___ Supplied records

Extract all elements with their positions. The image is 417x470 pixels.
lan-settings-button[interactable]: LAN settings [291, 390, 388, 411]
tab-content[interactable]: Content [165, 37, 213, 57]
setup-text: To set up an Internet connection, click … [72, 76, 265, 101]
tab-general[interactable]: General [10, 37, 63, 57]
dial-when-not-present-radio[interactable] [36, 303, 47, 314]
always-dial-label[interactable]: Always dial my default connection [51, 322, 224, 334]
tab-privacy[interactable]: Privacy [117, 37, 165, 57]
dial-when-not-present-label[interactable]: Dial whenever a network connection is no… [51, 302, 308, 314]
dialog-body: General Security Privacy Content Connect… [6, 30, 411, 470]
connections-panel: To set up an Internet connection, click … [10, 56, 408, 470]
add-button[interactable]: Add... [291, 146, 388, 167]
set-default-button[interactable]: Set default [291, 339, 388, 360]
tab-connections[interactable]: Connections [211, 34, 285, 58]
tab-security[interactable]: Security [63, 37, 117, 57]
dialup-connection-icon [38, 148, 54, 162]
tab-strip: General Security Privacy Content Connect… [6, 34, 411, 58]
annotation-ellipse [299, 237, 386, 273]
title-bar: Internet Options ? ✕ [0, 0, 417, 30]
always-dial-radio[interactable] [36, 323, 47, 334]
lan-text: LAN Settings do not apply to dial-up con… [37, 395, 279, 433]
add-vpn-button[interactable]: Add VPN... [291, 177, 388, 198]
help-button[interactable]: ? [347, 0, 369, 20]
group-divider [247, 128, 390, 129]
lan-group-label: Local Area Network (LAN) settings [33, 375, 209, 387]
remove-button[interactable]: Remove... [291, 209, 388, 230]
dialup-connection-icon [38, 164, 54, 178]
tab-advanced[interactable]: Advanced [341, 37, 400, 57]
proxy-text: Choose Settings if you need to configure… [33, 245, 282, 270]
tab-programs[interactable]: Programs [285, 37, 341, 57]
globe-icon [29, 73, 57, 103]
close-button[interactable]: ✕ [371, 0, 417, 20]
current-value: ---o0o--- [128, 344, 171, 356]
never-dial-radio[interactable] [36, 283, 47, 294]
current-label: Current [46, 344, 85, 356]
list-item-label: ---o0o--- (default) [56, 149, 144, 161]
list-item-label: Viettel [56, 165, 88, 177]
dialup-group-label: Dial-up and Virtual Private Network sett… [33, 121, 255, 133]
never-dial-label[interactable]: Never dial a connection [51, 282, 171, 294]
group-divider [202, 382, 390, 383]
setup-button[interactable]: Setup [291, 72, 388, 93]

______

▶ **Directive**
Convert the entries into a Markdown table, starting at the first line and ending at the line that contains "setup-text: To set", with a Row column numbering each line and a Line column holding its text. Leave out any blank lines.

▶ **Exercise output**
| Row | Line |
|---|---|
| 1 | Extract all elements with their positions. The image is 417x470 pixels. |
| 2 | lan-settings-button[interactable]: LAN settings [291, 390, 388, 411] |
| 3 | tab-content[interactable]: Content [165, 37, 213, 57] |
| 4 | setup-text: To set up an Internet connection, click … [72, 76, 265, 101] |